• _Brief_: Exactly reproduce all the records, keeping pictures out of the copy.

================

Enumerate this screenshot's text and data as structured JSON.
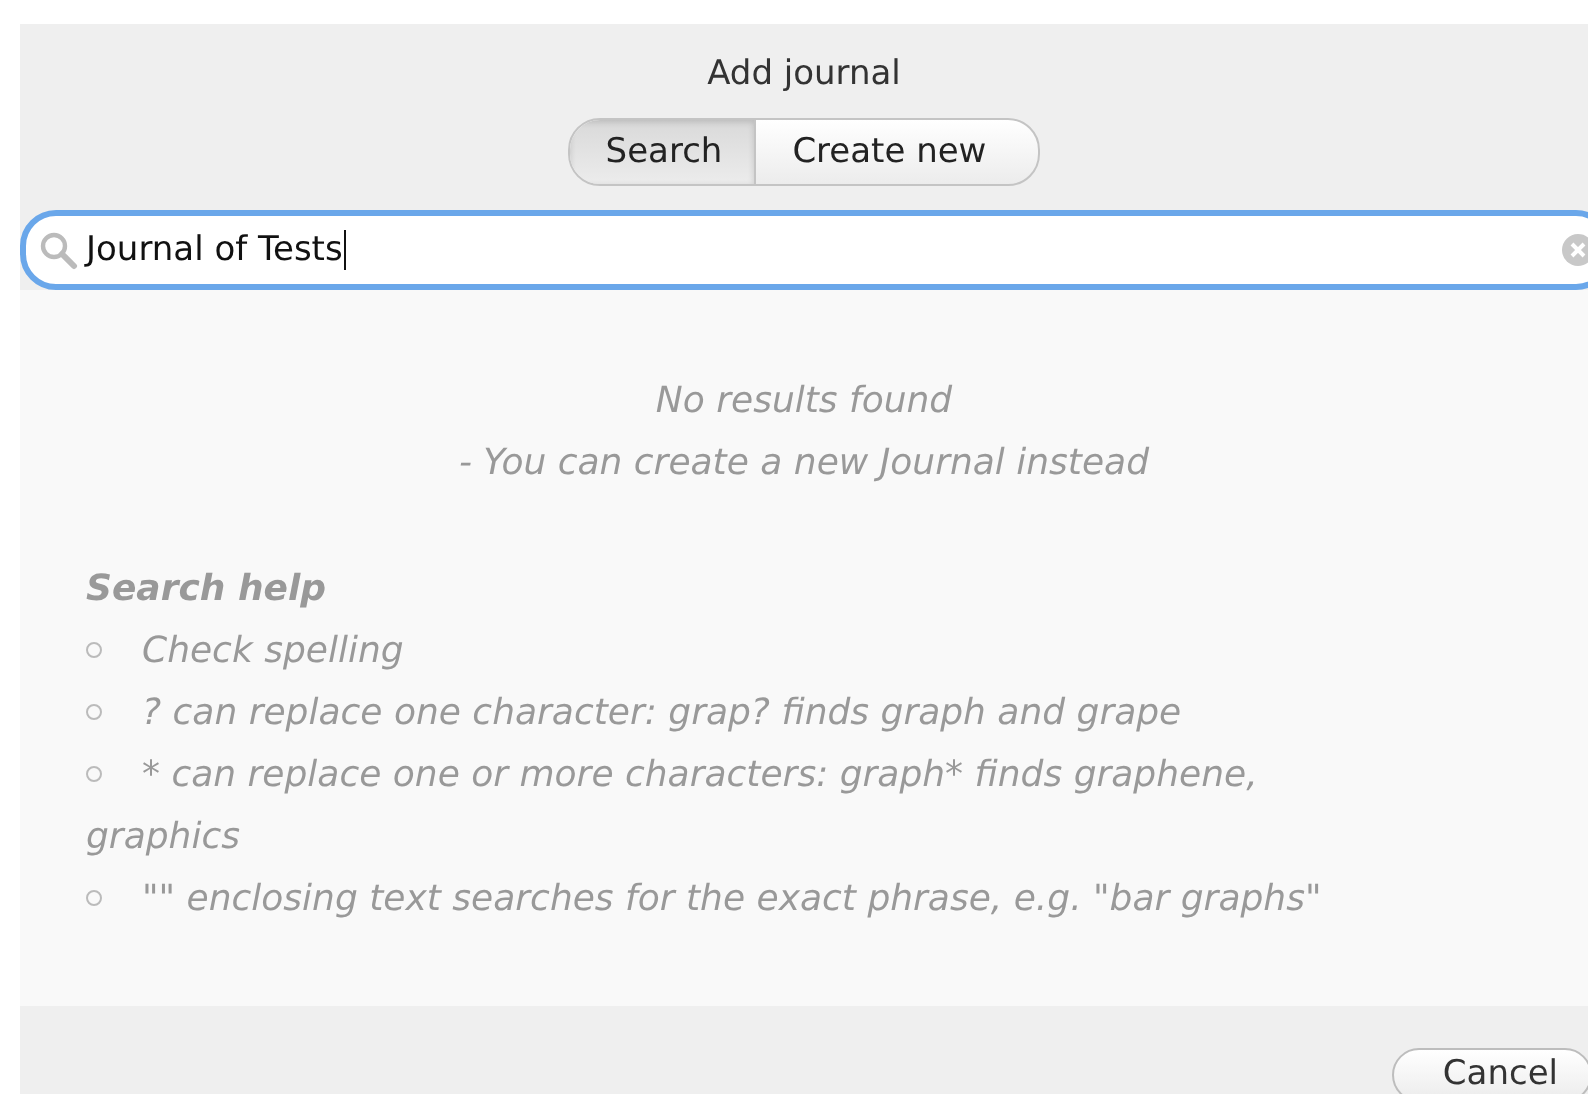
{
  "dialog": {
    "title": "Add journal"
  },
  "tabs": [
    {
      "label": "Search",
      "selected": true
    },
    {
      "label": "Create new",
      "selected": false
    }
  ],
  "search": {
    "value": "Journal of Tests",
    "focused": true
  },
  "results": {
    "message": "No results found",
    "hint": "- You can create a new Journal instead"
  },
  "help": {
    "title": "Search help",
    "items": [
      {
        "text": "Check spelling"
      },
      {
        "text": "? can replace one character: grap? finds graph and grape"
      },
      {
        "text": "* can replace one or more characters: graph* finds graphene, graphics"
      },
      {
        "text": "\"\" enclosing text searches for the exact phrase, e.g. \"bar graphs\""
      }
    ]
  },
  "buttons": [
    {
      "label": "Cancel"
    }
  ]
}
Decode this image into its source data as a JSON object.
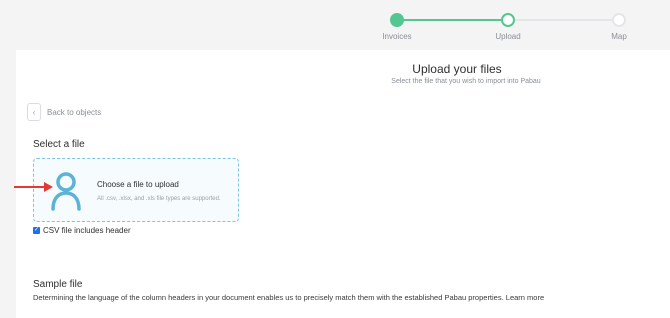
{
  "stepper": {
    "steps": [
      {
        "label": "Invoices",
        "state": "complete"
      },
      {
        "label": "Upload",
        "state": "current"
      },
      {
        "label": "Map",
        "state": "pending"
      }
    ]
  },
  "header": {
    "title": "Upload your files",
    "subtitle": "Select the file that you wish to import into Pabau"
  },
  "back": {
    "label": "Back to objects",
    "icon": "chevron-left-icon"
  },
  "select_file": {
    "title": "Select a file",
    "dropzone_title": "Choose a file to upload",
    "dropzone_subtitle": "All .csv, .xlsx, and .xls file types are supported.",
    "icon": "user-icon",
    "icon_color": "#5bb3d6"
  },
  "csv_header": {
    "label": "CSV file includes header",
    "checked": true
  },
  "sample": {
    "title": "Sample file",
    "description": "Determining the language of the column headers in your document enables us to precisely match them with the established Pabau properties. Learn more"
  },
  "colors": {
    "accent_green": "#54c692",
    "annotation_arrow": "#e53935",
    "checkbox_blue": "#1a73e8"
  }
}
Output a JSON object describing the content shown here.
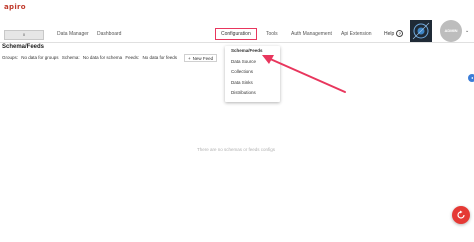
{
  "app": {
    "logo": "apiro",
    "tenant": "0"
  },
  "nav": {
    "data_manager": "Data Manager",
    "dashboard": "Dashboard",
    "configuration": "Configuration",
    "tools": "Tools",
    "auth_management": "Auth Management",
    "api_extension": "Api Extension"
  },
  "header": {
    "help": "Help",
    "help_icon": "?",
    "avatar": "ADMIN",
    "chevron": "⌄"
  },
  "page": {
    "title": "Schema/Feeds",
    "stats": {
      "groups_label": "Groups:",
      "groups_value": "No data for groups",
      "schema_label": "Schema:",
      "schema_value": "No data for schema",
      "feeds_label": "Feeds:",
      "feeds_value": "No data for feeds"
    },
    "new_feed": "New Feed",
    "empty_message": "There are no schemas or feeds configs"
  },
  "dropdown": {
    "items": [
      "Schema/Feeds",
      "Data Source",
      "Collections",
      "Data Sinks",
      "Distributions"
    ]
  },
  "colors": {
    "accent": "#e8365d",
    "fab": "#e53935",
    "logo": "#c0392b"
  },
  "icons": {
    "plus": "+",
    "side": "◂"
  }
}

================

• _Reply_:
Enumerate this screenshot's text and data as structured JSON.
{
  "dialog": {
    "title": "Add journal"
  },
  "tabs": [
    {
      "label": "Search",
      "selected": true
    },
    {
      "label": "Create new",
      "selected": false
    }
  ],
  "search": {
    "value": "Journal of Tests",
    "focused": true
  },
  "results": {
    "message": "No results found",
    "hint": "- You can create a new Journal instead"
  },
  "help": {
    "title": "Search help",
    "items": [
      {
        "text": "Check spelling"
      },
      {
        "text": "? can replace one character: grap? finds graph and grape"
      },
      {
        "text": "* can replace one or more characters: graph* finds graphene, graphics"
      },
      {
        "text": "\"\" enclosing text searches for the exact phrase, e.g. \"bar graphs\""
      }
    ]
  },
  "buttons": [
    {
      "label": "Cancel"
    }
  ]
}
Decode this image into its source data as a JSON object.
{
  "stepper": {
    "steps": [
      {
        "label": "Invoices",
        "state": "complete"
      },
      {
        "label": "Upload",
        "state": "current"
      },
      {
        "label": "Map",
        "state": "pending"
      }
    ]
  },
  "header": {
    "title": "Upload your files",
    "subtitle": "Select the file that you wish to import into Pabau"
  },
  "back": {
    "label": "Back to objects",
    "icon": "chevron-left-icon"
  },
  "select_file": {
    "title": "Select a file",
    "dropzone_title": "Choose a file to upload",
    "dropzone_subtitle": "All .csv, .xlsx, and .xls file types are supported.",
    "icon": "user-icon",
    "icon_color": "#5bb3d6"
  },
  "csv_header": {
    "label": "CSV file includes header",
    "checked": true
  },
  "sample": {
    "title": "Sample file",
    "description": "Determining the language of the column headers in your document enables us to precisely match them with the established Pabau properties. Learn more"
  },
  "colors": {
    "accent_green": "#54c692",
    "annotation_arrow": "#e53935",
    "checkbox_blue": "#1a73e8"
  }
}
Output a JSON object describing the content shown here.
{
  "app": {
    "logo": "apiro",
    "tenant": "0"
  },
  "nav": {
    "data_manager": "Data Manager",
    "dashboard": "Dashboard",
    "configuration": "Configuration",
    "tools": "Tools",
    "auth_management": "Auth Management",
    "api_extension": "Api Extension"
  },
  "header": {
    "help": "Help",
    "help_icon": "?",
    "avatar": "ADMIN",
    "chevron": "⌄"
  },
  "page": {
    "title": "Schema/Feeds",
    "stats": {
      "groups_label": "Groups:",
      "groups_value": "No data for groups",
      "schema_label": "Schema:",
      "schema_value": "No data for schema",
      "feeds_label": "Feeds:",
      "feeds_value": "No data for feeds"
    },
    "new_feed": "New Feed",
    "empty_message": "There are no schemas or feeds configs"
  },
  "dropdown": {
    "items": [
      "Schema/Feeds",
      "Data Source",
      "Collections",
      "Data Sinks",
      "Distributions"
    ]
  },
  "colors": {
    "accent": "#e8365d",
    "fab": "#e53935",
    "logo": "#c0392b"
  },
  "icons": {
    "plus": "+",
    "side": "◂"
  }
}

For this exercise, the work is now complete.